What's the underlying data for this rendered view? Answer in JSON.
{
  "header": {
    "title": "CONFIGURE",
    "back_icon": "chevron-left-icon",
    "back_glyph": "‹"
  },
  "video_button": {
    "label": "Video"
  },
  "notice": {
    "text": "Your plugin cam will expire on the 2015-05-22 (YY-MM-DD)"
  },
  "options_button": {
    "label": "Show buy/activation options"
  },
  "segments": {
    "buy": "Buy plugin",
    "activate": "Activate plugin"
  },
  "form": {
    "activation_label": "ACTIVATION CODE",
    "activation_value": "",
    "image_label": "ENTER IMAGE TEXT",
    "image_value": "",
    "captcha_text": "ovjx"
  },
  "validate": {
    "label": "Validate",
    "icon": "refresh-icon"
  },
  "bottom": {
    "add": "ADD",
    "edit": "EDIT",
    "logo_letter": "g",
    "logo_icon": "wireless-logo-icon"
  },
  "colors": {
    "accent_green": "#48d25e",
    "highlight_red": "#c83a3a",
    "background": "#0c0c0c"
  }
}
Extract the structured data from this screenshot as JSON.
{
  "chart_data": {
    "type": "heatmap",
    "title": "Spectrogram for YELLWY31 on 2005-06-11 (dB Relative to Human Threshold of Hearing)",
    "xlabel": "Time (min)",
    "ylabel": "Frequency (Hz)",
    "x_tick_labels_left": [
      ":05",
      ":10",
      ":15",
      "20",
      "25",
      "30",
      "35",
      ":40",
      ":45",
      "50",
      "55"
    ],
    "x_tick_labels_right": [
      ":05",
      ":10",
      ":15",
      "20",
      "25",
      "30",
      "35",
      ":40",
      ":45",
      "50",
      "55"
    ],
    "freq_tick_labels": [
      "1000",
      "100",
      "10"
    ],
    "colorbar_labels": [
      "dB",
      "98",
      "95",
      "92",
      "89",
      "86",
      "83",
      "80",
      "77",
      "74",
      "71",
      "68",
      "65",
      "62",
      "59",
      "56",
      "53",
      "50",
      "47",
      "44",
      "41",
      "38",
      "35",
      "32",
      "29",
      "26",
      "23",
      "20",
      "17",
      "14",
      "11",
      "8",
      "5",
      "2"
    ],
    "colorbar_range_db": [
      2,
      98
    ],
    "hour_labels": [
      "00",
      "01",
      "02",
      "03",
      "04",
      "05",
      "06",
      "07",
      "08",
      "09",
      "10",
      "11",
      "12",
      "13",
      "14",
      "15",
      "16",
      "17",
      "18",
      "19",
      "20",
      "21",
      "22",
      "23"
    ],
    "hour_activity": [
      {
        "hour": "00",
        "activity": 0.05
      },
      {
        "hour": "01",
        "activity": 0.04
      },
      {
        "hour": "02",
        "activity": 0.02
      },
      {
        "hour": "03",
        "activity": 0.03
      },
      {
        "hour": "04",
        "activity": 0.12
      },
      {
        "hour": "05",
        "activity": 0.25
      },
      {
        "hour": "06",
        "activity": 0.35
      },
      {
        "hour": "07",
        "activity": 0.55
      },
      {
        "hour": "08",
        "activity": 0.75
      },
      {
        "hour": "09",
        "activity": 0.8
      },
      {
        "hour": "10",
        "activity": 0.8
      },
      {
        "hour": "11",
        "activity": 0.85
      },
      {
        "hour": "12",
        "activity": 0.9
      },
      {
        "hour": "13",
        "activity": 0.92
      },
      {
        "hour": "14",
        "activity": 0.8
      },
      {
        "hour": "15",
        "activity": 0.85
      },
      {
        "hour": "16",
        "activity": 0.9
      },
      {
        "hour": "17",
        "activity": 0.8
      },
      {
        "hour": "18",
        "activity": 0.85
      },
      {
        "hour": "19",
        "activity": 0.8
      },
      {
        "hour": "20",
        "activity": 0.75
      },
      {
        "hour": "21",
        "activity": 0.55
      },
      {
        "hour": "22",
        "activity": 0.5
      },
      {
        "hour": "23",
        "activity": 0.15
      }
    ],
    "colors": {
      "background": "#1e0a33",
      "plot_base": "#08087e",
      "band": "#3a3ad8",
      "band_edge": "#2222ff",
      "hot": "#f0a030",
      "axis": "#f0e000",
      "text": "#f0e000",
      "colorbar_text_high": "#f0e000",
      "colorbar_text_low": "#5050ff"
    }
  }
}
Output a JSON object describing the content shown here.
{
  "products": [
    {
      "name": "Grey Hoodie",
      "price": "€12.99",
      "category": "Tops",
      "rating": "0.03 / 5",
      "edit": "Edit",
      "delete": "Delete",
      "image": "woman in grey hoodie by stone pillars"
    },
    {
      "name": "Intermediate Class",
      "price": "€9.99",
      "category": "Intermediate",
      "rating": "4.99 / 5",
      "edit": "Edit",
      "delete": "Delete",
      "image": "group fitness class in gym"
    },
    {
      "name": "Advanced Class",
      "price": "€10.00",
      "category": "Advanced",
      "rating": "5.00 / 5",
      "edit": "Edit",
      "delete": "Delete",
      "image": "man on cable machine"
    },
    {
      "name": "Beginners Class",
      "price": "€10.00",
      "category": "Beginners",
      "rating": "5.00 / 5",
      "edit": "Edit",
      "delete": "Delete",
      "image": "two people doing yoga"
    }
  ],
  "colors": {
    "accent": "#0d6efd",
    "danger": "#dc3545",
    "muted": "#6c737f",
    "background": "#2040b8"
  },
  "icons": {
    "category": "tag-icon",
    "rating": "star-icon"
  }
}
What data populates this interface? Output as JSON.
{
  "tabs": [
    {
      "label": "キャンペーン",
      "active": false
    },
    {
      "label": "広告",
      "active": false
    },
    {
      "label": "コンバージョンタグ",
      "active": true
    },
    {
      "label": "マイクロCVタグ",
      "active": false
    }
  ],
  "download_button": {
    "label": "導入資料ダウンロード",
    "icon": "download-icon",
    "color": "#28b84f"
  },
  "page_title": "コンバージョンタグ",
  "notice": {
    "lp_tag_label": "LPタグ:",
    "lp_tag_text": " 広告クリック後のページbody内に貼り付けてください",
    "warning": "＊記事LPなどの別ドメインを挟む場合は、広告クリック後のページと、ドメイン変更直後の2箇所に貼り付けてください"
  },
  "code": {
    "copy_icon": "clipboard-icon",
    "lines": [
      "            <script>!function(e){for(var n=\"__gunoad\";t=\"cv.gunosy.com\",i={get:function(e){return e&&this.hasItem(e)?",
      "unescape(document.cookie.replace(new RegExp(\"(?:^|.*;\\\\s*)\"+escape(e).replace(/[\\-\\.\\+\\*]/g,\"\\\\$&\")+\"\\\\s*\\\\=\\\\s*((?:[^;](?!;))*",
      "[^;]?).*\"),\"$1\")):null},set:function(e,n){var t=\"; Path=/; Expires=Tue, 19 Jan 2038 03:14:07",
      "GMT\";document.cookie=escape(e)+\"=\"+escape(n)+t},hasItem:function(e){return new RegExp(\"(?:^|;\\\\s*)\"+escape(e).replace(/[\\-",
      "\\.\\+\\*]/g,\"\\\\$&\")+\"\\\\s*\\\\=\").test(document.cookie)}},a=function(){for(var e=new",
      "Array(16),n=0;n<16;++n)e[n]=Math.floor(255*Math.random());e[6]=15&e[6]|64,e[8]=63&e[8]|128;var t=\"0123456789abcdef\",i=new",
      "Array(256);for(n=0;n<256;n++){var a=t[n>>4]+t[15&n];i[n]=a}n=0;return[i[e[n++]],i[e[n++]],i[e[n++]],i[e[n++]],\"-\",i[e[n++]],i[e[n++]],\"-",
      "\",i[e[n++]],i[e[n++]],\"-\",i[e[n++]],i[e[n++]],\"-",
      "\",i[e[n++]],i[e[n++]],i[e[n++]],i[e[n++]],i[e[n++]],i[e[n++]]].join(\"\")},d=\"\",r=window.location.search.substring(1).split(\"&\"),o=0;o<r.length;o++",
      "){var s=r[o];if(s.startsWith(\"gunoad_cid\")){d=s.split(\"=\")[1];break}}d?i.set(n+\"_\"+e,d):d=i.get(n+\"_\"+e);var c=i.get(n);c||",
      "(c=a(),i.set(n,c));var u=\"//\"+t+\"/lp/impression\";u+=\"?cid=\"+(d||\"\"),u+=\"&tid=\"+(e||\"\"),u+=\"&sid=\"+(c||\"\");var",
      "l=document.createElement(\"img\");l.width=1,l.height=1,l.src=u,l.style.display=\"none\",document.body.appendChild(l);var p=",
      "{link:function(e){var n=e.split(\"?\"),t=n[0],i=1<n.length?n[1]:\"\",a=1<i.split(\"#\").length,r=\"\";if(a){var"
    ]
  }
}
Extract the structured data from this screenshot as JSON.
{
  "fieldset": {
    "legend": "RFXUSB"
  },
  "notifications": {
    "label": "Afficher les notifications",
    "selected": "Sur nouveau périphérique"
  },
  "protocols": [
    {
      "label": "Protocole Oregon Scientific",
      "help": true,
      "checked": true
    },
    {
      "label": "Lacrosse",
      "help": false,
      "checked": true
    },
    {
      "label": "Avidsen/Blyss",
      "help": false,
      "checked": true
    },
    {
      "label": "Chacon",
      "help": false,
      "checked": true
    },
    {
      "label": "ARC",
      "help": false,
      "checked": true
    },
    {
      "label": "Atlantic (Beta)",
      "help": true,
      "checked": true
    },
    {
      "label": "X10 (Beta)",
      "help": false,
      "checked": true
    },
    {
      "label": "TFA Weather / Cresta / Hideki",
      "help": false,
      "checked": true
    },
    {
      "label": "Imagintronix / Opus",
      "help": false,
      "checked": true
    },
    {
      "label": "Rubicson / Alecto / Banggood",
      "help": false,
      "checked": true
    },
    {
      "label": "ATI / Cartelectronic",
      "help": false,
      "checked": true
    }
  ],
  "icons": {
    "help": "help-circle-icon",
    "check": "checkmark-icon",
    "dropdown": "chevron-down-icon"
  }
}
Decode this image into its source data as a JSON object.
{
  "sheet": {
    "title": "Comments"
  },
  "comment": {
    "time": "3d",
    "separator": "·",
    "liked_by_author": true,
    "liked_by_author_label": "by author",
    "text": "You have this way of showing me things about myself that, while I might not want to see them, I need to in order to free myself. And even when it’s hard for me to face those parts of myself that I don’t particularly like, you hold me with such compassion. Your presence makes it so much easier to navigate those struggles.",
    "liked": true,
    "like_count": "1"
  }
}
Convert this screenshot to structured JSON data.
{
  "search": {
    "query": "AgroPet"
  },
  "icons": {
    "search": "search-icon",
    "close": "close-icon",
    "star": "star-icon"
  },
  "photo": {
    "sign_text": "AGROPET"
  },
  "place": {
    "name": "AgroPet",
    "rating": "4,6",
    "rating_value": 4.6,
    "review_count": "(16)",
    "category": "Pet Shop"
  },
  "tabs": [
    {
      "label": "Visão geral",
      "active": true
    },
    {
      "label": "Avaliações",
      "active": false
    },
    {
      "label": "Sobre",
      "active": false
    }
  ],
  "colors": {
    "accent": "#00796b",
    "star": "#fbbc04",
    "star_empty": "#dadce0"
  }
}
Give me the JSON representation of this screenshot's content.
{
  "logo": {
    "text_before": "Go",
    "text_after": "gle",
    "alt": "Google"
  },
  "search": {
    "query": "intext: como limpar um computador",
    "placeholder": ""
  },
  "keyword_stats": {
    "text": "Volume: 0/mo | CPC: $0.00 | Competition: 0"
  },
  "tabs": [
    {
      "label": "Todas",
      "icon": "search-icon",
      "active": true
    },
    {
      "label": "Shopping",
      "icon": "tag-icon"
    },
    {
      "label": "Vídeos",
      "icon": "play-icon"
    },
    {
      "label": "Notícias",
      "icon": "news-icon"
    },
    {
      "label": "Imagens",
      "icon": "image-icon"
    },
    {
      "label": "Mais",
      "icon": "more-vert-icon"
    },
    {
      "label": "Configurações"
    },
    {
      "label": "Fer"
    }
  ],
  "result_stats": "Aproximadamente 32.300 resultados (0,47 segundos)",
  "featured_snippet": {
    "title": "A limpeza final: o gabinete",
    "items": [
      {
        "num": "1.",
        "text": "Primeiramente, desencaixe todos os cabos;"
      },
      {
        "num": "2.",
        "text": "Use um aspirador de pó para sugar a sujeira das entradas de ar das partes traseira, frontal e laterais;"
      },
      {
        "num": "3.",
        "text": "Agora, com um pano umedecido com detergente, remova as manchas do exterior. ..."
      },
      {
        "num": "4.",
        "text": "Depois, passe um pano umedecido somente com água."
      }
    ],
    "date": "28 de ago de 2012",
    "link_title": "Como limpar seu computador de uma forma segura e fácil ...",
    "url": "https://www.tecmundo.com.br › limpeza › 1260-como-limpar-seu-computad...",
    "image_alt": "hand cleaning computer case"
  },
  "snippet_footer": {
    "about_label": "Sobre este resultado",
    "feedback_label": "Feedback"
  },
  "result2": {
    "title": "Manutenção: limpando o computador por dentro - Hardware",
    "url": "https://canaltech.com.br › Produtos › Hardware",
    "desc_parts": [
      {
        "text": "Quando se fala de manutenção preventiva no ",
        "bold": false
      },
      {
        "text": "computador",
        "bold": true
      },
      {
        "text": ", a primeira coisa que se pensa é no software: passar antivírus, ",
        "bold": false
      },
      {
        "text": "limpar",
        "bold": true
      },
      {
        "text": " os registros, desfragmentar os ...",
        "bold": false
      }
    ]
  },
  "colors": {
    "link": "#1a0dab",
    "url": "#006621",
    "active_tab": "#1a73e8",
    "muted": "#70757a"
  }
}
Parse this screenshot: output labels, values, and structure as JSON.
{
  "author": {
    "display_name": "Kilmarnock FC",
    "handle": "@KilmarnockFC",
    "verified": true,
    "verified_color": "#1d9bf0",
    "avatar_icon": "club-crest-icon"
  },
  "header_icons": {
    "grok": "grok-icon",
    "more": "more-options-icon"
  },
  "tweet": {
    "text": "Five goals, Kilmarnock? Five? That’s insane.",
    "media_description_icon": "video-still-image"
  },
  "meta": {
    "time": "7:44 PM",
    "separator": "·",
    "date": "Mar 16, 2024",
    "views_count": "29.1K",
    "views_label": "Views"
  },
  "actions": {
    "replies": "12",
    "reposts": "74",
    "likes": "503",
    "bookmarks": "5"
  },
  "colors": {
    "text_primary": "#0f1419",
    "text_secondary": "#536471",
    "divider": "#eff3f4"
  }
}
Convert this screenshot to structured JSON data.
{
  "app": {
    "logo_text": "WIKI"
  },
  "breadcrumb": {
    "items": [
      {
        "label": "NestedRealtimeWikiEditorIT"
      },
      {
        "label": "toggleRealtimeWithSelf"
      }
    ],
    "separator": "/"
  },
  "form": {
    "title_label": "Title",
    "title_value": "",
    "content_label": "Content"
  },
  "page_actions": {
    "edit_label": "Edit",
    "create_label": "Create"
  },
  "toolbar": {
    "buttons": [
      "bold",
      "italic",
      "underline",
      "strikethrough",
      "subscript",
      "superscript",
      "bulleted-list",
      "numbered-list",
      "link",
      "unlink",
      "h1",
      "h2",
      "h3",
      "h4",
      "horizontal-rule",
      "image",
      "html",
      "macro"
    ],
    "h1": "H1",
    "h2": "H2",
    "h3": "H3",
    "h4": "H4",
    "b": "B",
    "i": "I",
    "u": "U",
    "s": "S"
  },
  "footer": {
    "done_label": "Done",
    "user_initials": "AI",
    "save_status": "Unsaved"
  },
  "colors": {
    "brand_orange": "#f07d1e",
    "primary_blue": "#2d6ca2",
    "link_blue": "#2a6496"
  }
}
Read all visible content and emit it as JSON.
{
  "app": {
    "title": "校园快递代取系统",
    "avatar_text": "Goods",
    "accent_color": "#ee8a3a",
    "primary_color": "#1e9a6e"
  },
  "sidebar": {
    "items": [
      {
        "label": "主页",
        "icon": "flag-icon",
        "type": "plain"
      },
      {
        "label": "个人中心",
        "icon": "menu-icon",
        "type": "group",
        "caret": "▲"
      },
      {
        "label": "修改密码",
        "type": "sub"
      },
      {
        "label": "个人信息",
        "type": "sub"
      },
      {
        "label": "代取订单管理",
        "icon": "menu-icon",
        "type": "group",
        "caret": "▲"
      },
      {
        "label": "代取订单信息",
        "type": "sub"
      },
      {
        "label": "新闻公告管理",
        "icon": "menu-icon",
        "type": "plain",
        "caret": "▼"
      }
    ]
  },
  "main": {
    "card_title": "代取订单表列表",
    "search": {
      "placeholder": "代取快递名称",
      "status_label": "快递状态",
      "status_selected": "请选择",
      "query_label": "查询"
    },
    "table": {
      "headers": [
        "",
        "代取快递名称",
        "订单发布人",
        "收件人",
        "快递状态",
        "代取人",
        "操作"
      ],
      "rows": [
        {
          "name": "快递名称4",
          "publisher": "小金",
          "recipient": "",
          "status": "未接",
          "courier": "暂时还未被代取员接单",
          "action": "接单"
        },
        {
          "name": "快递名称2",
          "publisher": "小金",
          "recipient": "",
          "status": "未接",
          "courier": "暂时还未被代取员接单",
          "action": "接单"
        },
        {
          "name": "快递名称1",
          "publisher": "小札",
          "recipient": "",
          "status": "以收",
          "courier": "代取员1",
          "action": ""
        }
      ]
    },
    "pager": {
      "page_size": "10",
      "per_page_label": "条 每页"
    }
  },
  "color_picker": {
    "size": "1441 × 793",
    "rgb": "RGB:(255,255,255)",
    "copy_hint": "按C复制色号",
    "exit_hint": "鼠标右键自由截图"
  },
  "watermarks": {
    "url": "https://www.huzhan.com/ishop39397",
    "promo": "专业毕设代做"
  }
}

##########

* Task prompt *
Gather each line from the listing above that holds "return".

* Result of the exercise *
      "            <script>!function(e){for(var n=\"__gunoad\";t=\"cv.gunosy.com\",i={get:function(e){return e&&this.hasItem(e)?",
      "GMT\";document.cookie=escape(e)+\"=\"+escape(n)+t},hasItem:function(e){return new RegExp(\"(?:^|;\\\\s*)\"+escape(e).replace(/[\\-",
      "Array(256);for(n=0;n<256;n++){var a=t[n>>4]+t[15&n];i[n]=a}n=0;return[i[e[n++]],i[e[n++]],i[e[n++]],i[e[n++]],\"-\",i[e[n++]],i[e[n++]],\"-",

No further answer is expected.